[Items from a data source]
***

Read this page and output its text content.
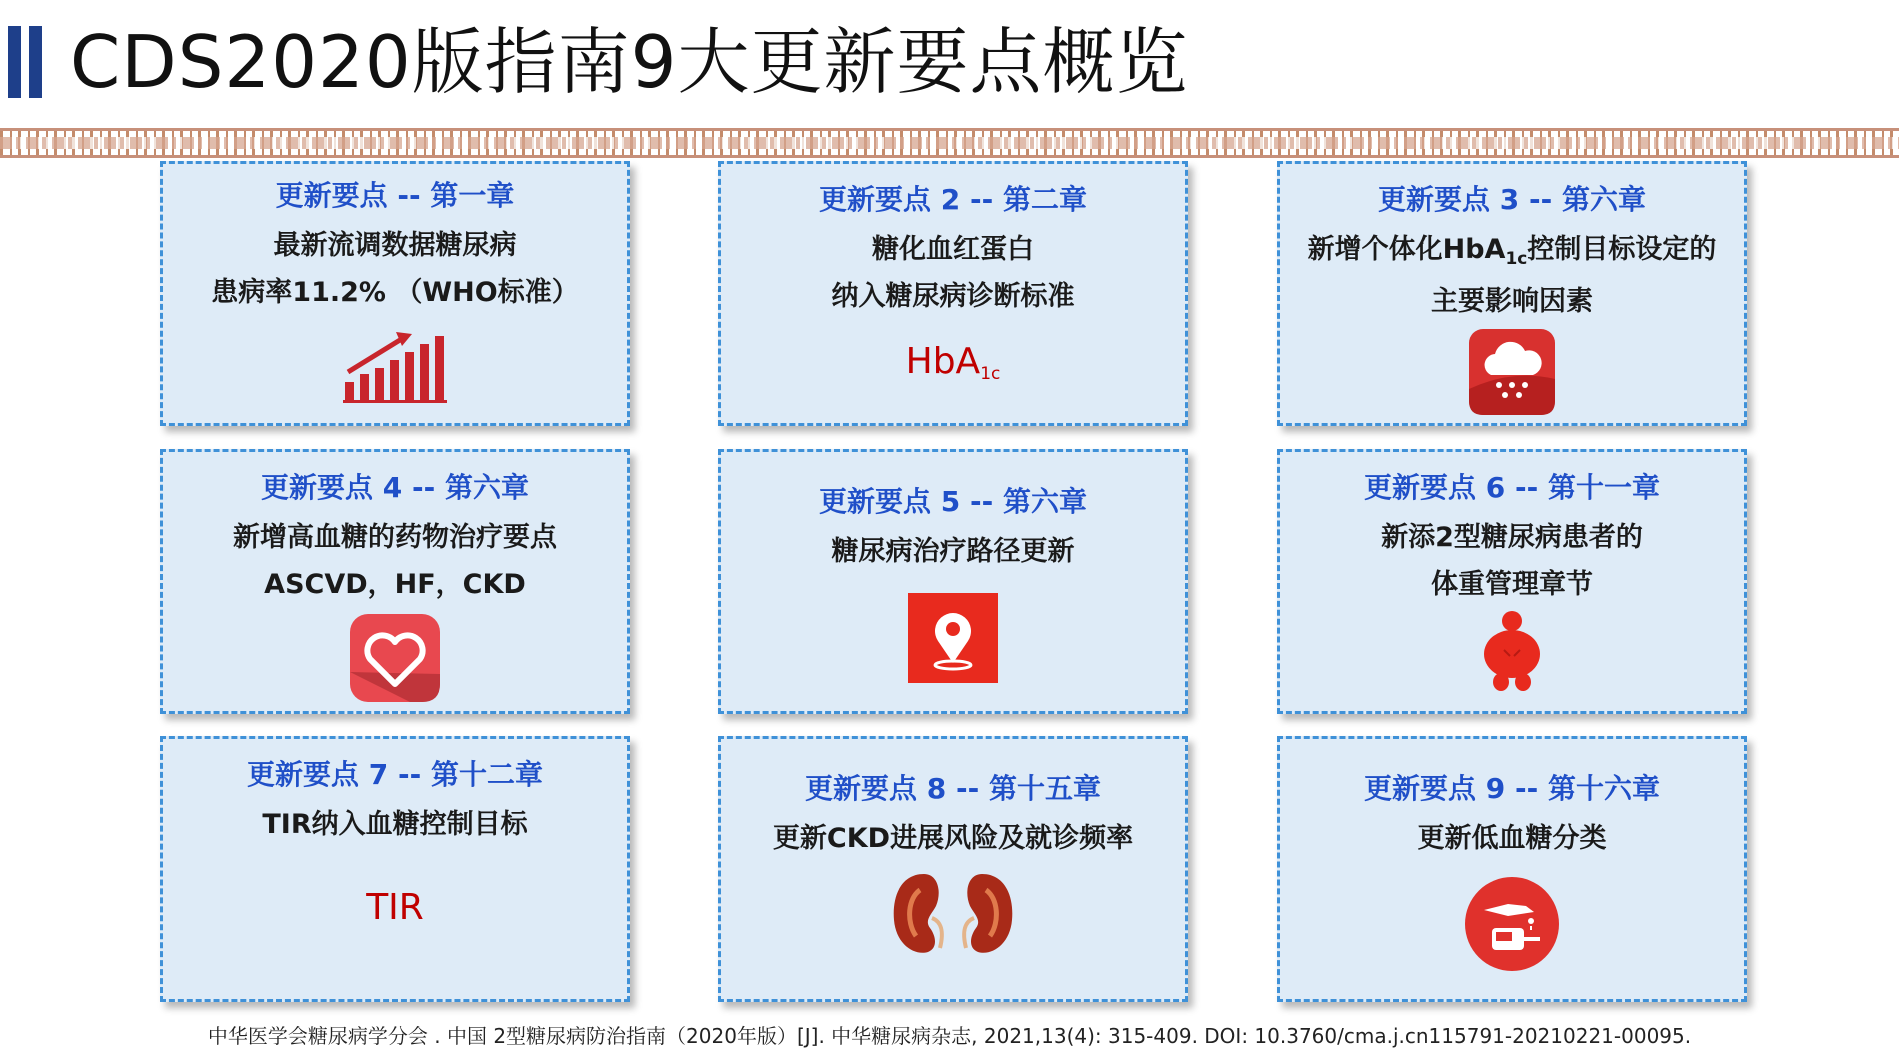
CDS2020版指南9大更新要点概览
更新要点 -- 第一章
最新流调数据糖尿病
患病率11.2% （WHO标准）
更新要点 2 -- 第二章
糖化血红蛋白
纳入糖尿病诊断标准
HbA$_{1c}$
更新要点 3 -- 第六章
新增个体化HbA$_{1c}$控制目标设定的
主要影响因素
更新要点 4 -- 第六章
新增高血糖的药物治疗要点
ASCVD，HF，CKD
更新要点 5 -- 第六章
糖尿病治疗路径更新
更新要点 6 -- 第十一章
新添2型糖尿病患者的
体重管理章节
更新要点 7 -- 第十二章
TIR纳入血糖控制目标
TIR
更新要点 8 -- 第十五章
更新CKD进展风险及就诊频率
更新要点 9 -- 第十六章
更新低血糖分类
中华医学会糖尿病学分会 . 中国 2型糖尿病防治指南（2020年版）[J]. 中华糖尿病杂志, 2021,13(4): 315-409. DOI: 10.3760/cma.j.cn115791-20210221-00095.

***

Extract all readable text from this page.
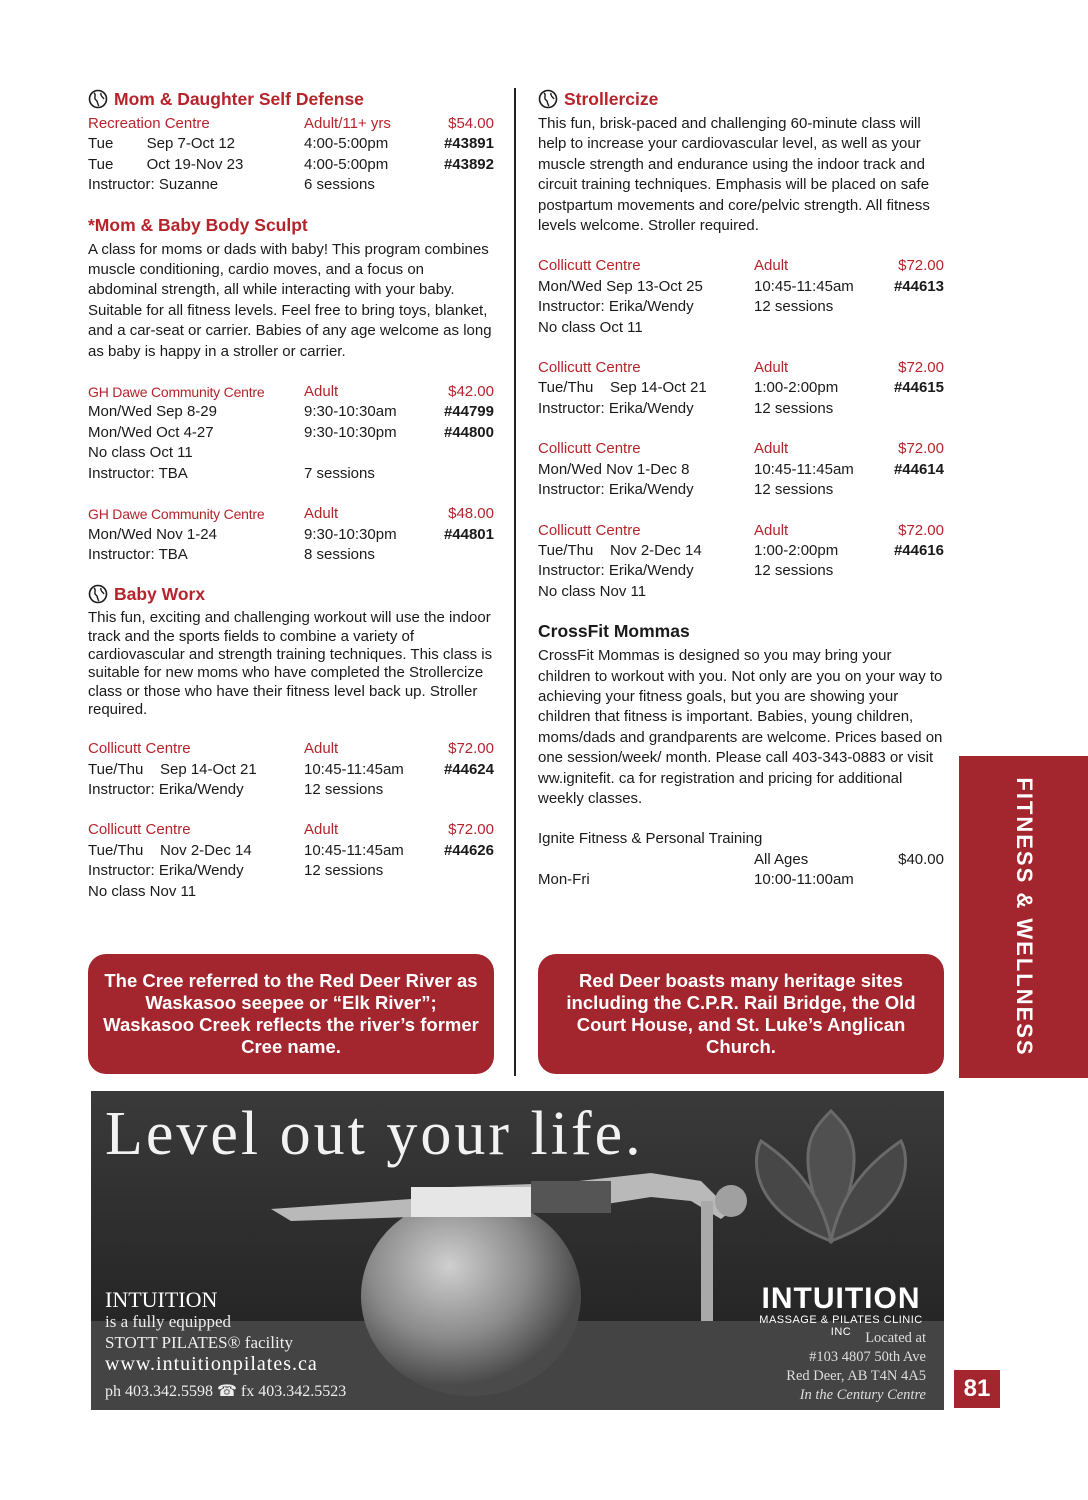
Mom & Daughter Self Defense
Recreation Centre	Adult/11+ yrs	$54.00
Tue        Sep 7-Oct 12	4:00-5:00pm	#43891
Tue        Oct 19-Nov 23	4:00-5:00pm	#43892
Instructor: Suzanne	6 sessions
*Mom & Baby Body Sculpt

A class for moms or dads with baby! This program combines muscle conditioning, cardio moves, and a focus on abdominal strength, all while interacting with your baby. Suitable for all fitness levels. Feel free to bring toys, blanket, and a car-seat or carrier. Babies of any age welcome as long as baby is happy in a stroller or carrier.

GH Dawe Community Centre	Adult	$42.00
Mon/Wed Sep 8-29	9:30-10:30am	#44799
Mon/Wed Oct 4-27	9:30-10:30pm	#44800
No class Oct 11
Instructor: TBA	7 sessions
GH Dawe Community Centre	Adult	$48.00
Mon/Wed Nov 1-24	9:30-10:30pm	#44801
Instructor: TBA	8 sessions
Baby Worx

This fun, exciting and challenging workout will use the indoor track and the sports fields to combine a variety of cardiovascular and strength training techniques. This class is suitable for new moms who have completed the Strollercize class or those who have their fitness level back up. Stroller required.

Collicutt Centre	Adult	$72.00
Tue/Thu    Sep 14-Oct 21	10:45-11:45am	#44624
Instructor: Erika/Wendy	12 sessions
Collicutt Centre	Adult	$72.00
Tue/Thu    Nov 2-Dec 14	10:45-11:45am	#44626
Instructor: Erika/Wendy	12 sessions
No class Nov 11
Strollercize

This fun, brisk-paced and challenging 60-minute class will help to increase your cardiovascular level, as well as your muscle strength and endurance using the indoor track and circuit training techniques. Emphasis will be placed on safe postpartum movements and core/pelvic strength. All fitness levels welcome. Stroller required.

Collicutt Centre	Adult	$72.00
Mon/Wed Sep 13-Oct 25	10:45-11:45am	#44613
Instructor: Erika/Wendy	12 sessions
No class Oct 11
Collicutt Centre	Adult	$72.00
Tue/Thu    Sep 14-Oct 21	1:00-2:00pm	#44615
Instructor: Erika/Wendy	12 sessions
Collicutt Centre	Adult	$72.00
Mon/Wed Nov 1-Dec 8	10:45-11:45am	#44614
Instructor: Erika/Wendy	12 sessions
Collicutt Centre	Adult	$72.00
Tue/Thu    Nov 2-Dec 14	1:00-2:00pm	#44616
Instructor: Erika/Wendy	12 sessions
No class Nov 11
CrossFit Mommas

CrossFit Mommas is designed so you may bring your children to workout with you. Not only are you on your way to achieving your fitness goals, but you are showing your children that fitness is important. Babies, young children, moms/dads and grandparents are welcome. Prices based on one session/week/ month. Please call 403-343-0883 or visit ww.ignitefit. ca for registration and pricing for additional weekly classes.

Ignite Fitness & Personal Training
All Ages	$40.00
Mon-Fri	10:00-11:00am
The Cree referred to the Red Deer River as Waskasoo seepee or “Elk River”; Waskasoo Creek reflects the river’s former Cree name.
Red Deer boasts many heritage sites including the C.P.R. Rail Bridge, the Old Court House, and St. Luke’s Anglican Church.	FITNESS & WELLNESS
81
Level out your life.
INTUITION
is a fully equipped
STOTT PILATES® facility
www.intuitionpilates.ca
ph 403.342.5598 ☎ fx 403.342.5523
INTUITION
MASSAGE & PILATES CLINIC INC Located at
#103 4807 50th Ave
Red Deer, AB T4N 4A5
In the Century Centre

***

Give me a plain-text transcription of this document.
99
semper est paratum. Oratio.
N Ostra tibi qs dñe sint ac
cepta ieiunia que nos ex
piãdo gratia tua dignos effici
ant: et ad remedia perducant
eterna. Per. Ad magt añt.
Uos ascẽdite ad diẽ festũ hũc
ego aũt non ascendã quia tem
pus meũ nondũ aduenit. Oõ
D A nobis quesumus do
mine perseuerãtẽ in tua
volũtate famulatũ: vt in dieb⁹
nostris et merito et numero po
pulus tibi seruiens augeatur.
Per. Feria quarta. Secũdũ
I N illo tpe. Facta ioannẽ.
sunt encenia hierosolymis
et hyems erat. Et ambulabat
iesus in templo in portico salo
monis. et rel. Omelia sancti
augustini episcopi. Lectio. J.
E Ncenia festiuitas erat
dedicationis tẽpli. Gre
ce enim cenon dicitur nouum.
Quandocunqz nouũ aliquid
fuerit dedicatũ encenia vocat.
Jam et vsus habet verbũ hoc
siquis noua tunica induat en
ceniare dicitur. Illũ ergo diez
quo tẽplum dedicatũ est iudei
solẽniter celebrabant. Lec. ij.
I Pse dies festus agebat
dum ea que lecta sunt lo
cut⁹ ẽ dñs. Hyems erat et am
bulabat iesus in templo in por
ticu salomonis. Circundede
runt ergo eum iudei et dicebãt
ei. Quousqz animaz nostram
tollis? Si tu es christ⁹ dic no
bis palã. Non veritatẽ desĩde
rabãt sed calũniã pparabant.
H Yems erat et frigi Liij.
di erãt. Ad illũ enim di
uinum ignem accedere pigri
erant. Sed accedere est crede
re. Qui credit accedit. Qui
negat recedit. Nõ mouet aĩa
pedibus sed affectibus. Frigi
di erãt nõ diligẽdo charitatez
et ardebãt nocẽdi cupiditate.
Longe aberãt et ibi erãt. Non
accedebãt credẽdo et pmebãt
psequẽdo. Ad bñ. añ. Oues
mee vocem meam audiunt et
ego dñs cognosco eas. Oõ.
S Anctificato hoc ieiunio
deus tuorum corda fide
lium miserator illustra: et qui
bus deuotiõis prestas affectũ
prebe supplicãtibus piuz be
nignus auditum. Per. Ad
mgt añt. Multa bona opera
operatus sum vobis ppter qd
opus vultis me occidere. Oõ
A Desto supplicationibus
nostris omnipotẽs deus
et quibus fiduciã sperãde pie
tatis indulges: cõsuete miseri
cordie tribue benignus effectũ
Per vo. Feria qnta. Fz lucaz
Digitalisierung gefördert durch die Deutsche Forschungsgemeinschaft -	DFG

***

### Required work
Copy each line holding the word "Dawe" from the listing above.

### Finished exercise
GH Dawe Community Centre	Adult	$42.00
GH Dawe Community Centre	Adult	$48.00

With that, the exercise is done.